Begin GIVEN RECORDS

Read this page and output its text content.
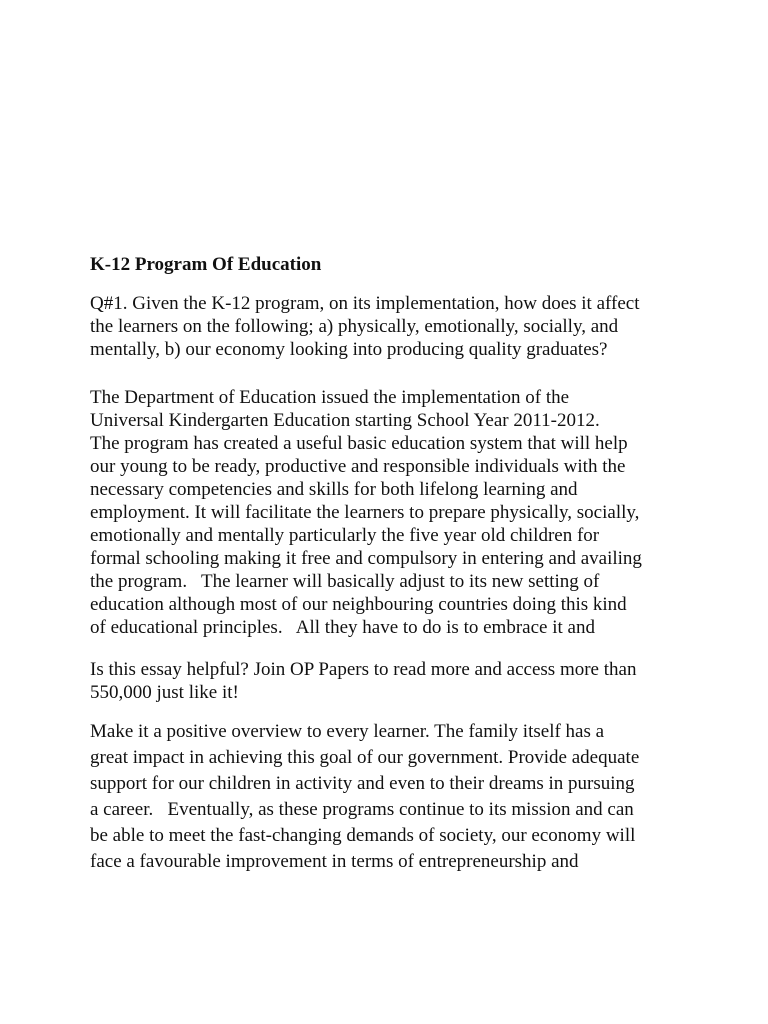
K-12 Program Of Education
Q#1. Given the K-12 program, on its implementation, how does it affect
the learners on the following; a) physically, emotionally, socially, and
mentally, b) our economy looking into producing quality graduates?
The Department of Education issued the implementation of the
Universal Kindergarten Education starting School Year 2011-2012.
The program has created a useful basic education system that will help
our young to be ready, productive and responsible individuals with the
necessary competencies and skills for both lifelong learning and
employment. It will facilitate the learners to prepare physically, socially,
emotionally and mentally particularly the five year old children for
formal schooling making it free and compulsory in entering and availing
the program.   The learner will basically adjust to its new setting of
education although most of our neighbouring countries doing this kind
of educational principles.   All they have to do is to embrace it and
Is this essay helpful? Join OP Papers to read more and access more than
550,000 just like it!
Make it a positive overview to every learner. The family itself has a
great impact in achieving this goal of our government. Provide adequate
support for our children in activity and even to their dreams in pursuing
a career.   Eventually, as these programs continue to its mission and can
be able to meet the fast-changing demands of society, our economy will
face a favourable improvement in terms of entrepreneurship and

End GIVEN RECORDS

#### STATED EXERCISE
Count every line above that holds the word "this", and state the number and nothing more.

#### EXPECTED ANSWER
4